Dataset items
-- Start --
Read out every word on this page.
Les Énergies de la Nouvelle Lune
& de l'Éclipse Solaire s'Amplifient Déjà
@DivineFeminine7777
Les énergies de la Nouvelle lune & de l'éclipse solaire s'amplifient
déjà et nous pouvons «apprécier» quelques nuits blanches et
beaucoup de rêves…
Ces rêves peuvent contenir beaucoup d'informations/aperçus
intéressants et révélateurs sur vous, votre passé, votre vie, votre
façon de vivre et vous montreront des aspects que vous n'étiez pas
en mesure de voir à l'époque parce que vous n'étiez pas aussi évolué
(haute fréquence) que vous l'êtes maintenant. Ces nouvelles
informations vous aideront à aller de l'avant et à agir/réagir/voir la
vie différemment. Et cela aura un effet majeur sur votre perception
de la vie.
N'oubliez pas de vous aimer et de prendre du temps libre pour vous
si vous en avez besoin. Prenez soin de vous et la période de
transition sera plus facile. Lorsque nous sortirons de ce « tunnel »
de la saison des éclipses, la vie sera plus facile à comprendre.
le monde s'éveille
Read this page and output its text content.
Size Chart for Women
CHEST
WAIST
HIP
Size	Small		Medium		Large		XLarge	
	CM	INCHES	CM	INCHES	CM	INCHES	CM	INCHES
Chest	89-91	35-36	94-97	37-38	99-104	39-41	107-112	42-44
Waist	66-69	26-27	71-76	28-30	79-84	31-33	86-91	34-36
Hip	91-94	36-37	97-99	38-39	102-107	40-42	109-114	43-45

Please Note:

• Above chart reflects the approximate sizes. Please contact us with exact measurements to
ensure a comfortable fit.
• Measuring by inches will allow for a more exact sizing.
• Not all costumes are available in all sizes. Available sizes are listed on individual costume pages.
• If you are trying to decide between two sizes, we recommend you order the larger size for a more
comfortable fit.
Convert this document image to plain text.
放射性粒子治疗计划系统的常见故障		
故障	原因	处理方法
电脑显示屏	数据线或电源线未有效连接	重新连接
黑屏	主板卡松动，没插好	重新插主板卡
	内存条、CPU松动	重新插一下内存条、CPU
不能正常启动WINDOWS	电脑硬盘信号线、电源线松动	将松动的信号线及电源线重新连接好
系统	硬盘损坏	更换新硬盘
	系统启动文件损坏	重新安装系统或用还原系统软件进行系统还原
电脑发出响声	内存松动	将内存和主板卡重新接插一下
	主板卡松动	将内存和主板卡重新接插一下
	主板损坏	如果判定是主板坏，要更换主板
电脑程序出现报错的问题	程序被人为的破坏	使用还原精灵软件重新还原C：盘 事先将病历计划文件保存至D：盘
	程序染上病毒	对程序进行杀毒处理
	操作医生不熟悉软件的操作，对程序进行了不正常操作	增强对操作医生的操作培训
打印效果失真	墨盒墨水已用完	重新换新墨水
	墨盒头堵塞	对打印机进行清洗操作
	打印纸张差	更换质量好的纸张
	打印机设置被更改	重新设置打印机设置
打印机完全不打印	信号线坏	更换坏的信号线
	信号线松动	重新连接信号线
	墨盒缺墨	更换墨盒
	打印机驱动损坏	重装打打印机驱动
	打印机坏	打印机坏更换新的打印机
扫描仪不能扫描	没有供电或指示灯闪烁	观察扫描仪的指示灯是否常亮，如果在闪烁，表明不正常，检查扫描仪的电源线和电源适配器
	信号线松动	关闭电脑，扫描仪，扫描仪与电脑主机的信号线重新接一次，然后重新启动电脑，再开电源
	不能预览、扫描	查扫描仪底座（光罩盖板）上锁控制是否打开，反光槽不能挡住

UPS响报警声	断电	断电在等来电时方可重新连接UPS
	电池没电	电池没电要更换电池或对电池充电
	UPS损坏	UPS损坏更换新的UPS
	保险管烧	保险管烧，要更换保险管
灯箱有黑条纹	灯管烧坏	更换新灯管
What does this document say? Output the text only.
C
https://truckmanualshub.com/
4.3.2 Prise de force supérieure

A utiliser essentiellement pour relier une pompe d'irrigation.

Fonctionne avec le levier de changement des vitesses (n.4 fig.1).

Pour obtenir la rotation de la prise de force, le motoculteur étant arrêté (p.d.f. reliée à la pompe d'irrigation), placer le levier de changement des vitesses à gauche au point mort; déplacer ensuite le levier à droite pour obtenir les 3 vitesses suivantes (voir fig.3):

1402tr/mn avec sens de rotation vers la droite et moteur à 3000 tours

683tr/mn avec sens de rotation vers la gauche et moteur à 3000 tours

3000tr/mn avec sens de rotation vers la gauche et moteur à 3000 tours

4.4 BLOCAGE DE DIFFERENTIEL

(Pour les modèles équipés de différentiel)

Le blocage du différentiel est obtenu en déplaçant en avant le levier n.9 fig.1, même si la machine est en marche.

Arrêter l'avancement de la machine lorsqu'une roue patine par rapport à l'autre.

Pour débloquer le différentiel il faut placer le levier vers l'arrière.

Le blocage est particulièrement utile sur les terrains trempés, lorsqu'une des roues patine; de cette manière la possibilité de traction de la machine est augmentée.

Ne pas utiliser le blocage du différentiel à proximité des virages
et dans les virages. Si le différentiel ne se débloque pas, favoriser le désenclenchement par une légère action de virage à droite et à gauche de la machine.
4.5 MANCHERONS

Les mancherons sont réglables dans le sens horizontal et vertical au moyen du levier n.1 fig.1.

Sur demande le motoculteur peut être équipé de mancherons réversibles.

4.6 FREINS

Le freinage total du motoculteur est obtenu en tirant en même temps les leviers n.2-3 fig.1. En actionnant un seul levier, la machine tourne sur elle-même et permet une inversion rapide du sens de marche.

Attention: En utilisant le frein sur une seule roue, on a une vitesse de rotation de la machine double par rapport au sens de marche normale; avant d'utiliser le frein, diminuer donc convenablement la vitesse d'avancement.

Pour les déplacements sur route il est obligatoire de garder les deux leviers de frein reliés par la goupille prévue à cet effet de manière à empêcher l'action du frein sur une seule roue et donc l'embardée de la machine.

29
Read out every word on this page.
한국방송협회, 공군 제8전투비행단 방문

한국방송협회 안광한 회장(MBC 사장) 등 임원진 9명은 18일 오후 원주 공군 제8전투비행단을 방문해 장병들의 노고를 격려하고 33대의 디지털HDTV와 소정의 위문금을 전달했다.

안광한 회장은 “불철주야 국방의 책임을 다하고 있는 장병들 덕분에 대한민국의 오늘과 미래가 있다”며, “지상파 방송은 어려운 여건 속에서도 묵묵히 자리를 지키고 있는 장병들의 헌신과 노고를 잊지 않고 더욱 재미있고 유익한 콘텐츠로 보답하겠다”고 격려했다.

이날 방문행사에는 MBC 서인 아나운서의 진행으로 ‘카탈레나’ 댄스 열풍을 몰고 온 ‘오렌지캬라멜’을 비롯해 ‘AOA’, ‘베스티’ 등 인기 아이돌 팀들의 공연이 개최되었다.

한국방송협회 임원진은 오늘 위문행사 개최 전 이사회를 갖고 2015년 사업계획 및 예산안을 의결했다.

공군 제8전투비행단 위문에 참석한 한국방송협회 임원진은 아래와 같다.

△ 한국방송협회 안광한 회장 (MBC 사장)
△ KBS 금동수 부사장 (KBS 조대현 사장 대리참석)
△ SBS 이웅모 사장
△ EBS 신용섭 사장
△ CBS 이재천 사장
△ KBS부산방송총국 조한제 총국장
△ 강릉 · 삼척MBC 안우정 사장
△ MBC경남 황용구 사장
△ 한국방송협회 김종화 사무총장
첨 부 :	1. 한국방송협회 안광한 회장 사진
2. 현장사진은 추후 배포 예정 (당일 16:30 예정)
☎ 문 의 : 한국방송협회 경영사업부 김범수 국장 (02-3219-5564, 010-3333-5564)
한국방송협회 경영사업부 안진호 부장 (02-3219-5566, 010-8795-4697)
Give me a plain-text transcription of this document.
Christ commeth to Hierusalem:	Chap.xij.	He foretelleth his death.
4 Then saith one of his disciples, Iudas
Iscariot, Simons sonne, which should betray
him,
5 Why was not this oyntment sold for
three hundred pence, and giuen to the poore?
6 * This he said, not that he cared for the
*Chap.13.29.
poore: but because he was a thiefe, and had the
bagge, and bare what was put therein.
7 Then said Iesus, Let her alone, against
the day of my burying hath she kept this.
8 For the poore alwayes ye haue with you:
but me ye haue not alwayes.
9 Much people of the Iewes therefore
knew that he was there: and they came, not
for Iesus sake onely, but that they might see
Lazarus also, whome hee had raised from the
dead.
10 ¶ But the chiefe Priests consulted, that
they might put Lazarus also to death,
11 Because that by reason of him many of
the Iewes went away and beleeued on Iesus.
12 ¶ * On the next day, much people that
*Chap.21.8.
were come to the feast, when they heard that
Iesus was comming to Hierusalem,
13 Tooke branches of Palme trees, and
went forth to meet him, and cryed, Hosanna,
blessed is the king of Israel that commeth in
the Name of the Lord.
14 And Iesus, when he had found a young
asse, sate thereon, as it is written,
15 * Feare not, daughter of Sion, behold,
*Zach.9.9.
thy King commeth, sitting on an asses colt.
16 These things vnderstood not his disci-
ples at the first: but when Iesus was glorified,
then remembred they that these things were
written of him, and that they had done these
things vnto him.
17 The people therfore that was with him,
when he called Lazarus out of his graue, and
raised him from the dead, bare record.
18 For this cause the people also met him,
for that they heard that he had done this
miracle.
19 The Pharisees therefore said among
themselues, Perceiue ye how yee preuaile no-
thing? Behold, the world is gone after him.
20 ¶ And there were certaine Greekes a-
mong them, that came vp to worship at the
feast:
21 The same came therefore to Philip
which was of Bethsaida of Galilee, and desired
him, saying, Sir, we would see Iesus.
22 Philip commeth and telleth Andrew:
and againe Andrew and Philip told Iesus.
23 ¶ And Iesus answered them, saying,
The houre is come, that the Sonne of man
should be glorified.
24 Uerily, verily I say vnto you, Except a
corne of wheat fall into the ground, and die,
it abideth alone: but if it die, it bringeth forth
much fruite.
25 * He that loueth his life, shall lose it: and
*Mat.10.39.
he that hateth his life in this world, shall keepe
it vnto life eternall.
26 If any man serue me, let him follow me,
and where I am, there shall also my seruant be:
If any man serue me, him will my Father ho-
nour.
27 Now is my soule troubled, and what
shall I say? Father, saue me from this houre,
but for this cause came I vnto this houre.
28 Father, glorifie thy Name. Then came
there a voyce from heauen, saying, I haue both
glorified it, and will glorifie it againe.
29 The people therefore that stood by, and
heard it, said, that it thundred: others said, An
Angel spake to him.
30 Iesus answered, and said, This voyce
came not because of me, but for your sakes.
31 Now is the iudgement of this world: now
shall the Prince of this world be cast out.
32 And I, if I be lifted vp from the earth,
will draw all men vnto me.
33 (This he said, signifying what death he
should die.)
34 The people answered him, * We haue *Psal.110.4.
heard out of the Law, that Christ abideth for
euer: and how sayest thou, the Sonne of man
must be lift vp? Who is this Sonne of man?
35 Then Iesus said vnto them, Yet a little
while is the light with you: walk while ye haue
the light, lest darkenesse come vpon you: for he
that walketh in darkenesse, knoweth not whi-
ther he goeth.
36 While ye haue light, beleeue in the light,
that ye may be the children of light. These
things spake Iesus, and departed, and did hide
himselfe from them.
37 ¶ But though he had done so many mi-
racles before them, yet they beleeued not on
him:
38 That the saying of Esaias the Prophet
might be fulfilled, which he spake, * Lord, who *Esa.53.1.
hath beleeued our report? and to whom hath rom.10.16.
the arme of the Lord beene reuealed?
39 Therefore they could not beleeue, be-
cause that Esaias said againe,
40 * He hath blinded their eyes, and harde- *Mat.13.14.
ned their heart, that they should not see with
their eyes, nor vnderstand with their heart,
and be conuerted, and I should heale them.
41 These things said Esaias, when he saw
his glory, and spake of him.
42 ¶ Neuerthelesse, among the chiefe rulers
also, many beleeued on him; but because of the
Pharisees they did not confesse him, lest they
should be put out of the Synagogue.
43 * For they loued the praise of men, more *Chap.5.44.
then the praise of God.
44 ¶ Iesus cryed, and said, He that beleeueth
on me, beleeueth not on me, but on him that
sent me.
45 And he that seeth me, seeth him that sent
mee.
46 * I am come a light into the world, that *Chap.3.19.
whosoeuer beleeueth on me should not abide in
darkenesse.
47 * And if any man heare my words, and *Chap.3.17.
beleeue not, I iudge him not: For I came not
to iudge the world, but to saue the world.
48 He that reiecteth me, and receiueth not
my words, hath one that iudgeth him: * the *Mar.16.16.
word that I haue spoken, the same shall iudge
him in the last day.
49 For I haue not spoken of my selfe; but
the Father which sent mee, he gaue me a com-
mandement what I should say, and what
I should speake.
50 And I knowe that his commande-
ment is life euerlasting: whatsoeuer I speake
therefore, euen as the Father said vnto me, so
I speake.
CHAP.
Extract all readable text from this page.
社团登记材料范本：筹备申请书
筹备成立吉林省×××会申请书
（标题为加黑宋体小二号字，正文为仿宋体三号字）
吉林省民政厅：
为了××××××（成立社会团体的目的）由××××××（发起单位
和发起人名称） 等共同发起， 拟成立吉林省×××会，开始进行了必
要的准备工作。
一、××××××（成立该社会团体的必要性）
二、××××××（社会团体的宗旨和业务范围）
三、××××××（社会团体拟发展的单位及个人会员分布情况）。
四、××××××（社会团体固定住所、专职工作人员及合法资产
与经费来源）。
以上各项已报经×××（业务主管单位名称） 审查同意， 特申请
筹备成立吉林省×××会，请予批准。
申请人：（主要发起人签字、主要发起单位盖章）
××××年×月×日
-- End --
◆ TASK DETAILS ◆
In the entries above, identify every line with the string "more".

◆ OUTPUT FOR THIS EXERCISE ◆
• Measuring by inches will allow for a more exact sizing.
• If you are trying to decide between two sizes, we recommend you order the larger size for a more
43 * For they loued the praise of men, more *Chap.5.44.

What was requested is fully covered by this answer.